* _Exercise instructions_
Read the listing and extract each line that includes the word "module".

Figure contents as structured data
## begin

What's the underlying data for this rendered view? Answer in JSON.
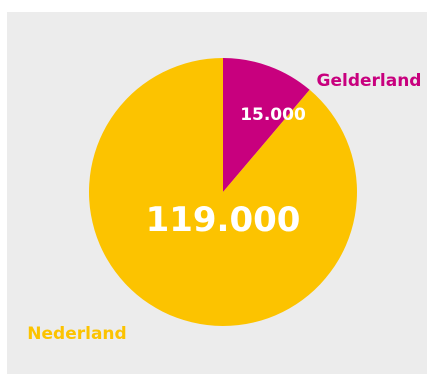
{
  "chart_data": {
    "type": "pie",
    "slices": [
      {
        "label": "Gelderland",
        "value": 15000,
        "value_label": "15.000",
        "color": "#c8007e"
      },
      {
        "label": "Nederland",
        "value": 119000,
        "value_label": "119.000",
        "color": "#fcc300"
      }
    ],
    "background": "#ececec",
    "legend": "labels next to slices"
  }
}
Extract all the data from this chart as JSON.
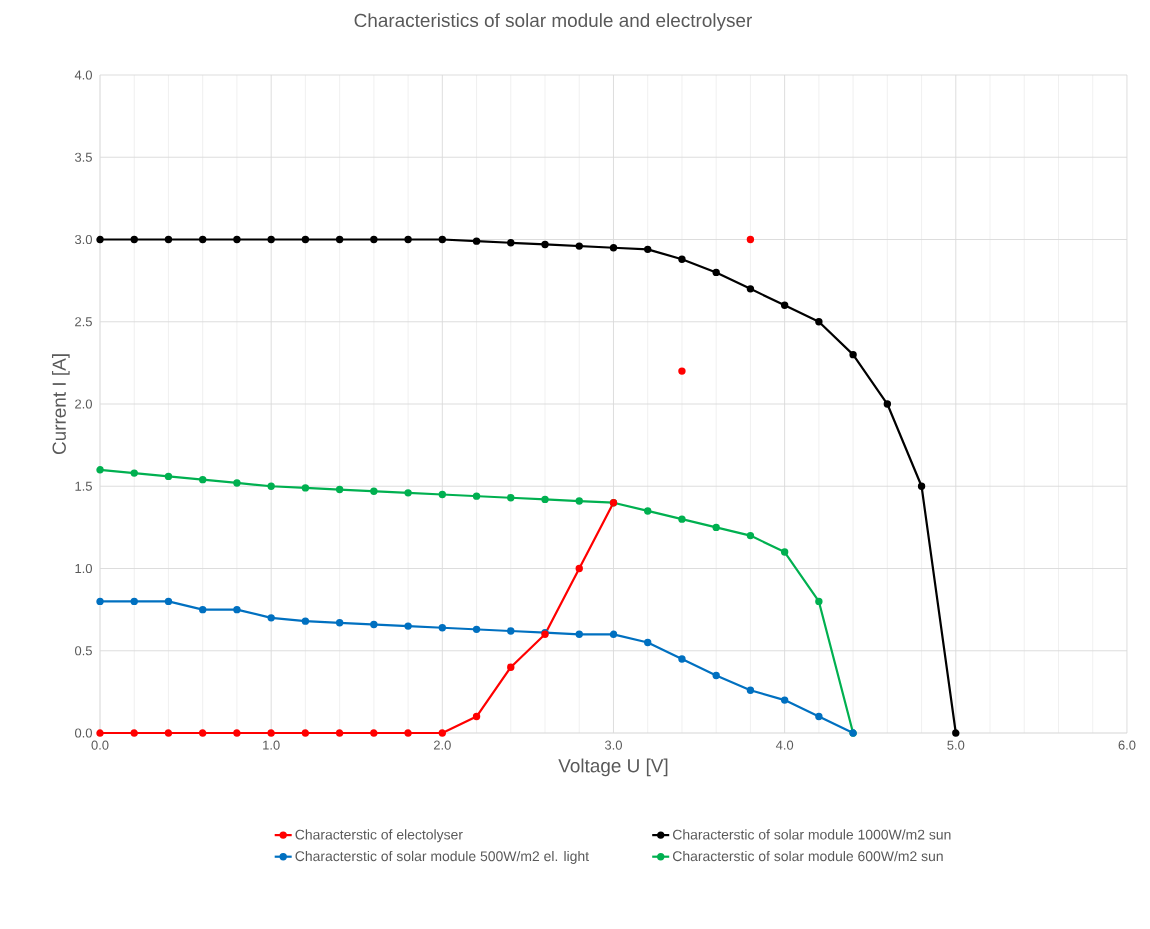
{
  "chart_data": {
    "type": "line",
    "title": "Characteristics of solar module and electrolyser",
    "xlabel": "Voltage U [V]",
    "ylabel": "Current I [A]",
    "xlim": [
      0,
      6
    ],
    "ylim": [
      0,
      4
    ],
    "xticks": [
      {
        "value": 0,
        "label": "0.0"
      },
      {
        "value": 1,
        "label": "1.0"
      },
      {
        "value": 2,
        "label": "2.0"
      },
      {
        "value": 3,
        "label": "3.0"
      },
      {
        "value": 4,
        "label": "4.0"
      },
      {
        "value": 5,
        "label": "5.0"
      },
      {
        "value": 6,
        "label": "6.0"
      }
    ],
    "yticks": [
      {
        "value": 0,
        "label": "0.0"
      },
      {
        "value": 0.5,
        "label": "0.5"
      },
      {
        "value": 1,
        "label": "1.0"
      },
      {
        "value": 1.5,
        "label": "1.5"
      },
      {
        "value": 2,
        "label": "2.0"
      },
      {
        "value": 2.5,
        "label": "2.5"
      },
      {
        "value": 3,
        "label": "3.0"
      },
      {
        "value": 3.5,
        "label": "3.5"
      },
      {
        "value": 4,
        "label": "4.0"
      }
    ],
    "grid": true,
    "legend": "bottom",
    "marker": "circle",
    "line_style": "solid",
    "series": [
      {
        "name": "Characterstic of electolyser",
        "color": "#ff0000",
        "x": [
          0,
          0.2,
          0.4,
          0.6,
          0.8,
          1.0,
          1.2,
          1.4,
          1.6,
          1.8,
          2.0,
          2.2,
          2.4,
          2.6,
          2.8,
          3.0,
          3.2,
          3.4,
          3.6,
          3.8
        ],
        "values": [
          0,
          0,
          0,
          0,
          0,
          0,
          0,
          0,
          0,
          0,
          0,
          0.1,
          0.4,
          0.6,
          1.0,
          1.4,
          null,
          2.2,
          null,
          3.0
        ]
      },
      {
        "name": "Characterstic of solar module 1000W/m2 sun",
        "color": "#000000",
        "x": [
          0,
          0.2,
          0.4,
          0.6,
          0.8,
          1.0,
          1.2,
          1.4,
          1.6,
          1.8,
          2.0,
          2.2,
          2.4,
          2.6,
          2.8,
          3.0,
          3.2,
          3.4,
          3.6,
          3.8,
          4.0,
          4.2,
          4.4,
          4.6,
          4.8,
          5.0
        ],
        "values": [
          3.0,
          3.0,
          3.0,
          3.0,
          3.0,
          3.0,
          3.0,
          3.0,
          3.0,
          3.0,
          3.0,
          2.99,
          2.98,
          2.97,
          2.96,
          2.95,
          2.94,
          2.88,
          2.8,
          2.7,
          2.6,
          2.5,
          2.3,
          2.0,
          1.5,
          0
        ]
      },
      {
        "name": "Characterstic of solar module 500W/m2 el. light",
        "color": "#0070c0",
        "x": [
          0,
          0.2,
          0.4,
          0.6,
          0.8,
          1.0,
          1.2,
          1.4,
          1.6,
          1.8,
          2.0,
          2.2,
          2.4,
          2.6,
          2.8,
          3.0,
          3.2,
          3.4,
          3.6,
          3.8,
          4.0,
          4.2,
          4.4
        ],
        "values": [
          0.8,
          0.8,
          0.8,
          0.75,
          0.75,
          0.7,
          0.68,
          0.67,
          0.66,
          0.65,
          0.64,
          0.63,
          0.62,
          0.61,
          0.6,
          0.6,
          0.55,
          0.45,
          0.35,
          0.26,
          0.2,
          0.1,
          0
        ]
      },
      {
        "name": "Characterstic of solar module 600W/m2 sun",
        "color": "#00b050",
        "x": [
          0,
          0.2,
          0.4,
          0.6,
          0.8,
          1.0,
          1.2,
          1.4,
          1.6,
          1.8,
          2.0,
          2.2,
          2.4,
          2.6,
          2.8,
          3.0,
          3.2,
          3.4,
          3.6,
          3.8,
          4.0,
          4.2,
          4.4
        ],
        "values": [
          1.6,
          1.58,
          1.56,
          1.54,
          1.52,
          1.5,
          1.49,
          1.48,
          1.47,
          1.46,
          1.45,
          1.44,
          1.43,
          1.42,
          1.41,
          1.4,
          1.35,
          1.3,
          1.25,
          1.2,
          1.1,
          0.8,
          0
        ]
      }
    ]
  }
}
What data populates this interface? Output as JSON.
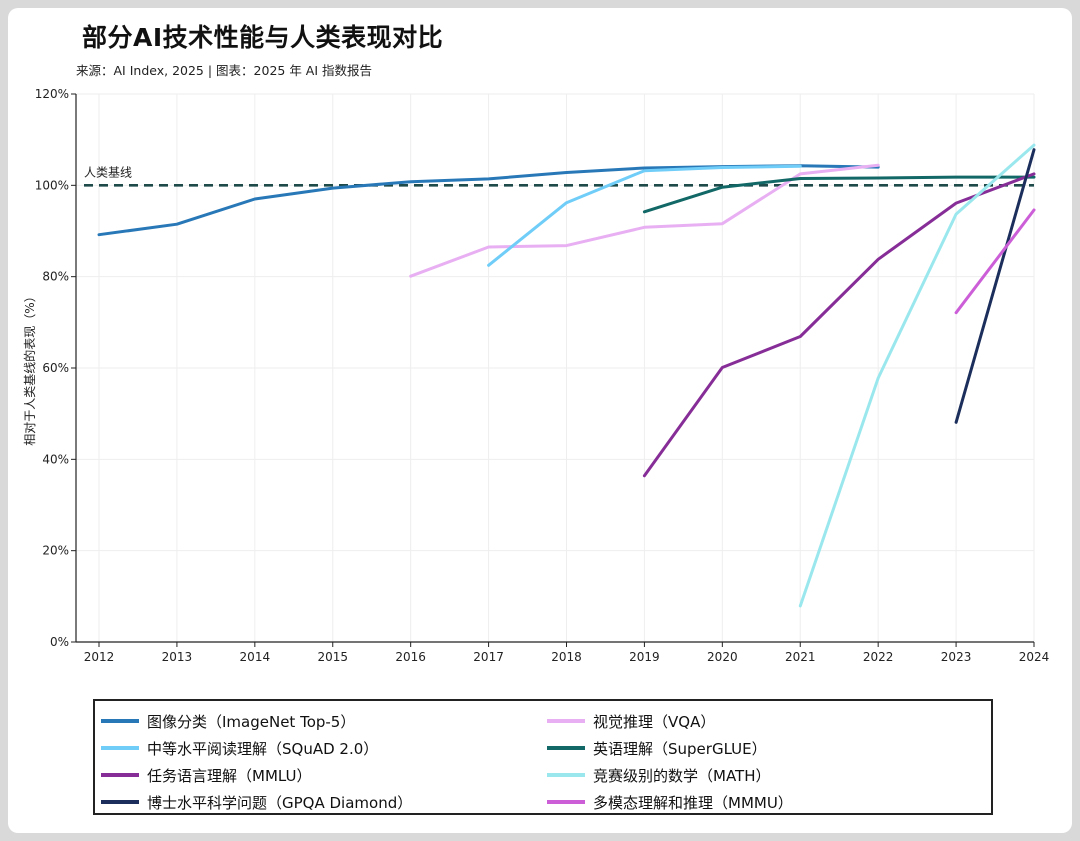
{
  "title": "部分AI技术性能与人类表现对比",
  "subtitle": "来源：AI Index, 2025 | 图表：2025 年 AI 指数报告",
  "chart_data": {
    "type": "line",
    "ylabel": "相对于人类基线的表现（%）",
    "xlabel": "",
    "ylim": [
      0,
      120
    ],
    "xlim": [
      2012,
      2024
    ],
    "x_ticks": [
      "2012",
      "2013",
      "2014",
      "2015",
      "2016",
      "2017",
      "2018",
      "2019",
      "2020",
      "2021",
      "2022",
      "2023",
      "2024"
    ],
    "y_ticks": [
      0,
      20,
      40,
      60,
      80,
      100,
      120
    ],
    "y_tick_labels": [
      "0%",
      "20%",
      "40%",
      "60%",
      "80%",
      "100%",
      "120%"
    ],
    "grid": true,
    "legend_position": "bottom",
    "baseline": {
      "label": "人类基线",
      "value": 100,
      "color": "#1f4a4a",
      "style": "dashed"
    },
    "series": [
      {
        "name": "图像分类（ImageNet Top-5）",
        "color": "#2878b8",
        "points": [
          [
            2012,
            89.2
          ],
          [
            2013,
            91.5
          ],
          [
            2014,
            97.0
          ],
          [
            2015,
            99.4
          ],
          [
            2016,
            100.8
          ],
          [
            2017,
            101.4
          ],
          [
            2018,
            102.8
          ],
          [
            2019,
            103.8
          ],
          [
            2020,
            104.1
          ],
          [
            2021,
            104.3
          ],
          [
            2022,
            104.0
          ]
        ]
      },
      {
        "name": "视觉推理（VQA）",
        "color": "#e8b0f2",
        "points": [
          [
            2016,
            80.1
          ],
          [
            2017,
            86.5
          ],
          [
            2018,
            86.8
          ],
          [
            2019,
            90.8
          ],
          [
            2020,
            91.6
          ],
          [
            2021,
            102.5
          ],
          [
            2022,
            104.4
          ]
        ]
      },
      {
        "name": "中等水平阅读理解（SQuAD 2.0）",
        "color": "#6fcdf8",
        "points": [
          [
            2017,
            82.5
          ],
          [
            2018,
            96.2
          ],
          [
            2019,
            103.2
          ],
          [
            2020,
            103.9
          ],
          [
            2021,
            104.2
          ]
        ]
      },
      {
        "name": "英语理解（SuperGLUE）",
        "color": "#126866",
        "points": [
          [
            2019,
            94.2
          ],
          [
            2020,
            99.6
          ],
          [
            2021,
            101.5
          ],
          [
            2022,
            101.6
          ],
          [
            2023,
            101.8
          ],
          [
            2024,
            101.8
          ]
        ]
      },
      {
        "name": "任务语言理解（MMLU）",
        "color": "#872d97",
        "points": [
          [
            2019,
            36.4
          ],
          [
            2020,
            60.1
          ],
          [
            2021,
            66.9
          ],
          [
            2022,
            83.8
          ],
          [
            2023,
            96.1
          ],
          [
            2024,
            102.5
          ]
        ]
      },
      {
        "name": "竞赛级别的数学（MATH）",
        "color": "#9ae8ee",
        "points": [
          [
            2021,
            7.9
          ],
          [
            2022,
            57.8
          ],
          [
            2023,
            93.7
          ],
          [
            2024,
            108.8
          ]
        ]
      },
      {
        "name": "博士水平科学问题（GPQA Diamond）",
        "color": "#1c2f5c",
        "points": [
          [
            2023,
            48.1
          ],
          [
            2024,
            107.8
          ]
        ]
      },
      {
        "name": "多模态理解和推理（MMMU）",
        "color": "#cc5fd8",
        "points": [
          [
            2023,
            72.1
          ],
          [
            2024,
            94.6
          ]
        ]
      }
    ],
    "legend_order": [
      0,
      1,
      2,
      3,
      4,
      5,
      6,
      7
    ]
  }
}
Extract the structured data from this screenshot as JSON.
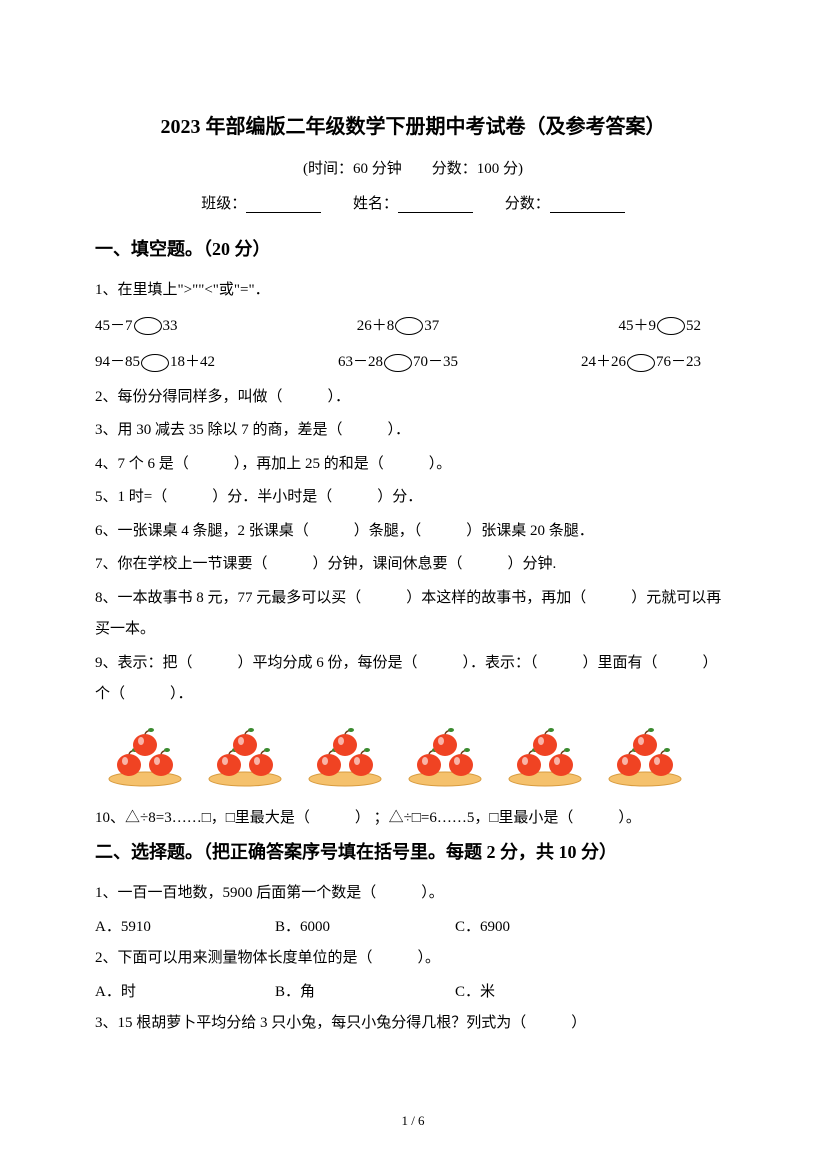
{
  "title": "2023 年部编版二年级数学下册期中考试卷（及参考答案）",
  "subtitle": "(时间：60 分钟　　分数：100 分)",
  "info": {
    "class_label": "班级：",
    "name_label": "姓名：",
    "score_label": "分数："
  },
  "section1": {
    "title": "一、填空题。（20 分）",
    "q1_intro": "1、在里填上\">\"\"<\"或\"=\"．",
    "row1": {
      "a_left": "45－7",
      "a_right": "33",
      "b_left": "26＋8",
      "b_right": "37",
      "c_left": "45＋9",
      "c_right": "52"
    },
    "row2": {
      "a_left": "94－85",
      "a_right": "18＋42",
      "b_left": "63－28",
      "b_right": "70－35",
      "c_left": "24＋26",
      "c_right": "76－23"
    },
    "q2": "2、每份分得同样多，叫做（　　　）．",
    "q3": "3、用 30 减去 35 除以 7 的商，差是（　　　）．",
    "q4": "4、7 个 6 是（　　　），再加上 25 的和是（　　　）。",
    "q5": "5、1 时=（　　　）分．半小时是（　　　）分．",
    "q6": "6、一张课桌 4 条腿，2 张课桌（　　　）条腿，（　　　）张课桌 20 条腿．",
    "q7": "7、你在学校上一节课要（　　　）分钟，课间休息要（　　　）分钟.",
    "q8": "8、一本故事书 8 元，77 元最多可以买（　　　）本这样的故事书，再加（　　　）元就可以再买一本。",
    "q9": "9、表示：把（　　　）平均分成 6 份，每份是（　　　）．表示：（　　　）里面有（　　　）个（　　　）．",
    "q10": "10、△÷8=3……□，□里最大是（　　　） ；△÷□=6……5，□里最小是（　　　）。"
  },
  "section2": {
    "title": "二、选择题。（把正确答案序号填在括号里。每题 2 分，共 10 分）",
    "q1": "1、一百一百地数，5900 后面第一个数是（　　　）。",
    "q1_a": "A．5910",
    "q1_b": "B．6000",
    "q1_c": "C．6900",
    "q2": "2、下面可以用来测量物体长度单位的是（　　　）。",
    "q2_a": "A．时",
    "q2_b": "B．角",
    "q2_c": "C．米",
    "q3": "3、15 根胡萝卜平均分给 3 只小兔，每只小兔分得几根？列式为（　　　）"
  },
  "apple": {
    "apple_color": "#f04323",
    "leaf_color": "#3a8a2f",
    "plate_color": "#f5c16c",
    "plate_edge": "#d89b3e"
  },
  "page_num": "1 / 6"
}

## end

* _Written solution_
    "title": "Characteristics of solar module and electrolyser",
        "name": "Characterstic of solar module 1000W/m2 sun",
        "name": "Characterstic of solar module 500W/m2 el. light",
        "name": "Characterstic of solar module 600W/m2 sun",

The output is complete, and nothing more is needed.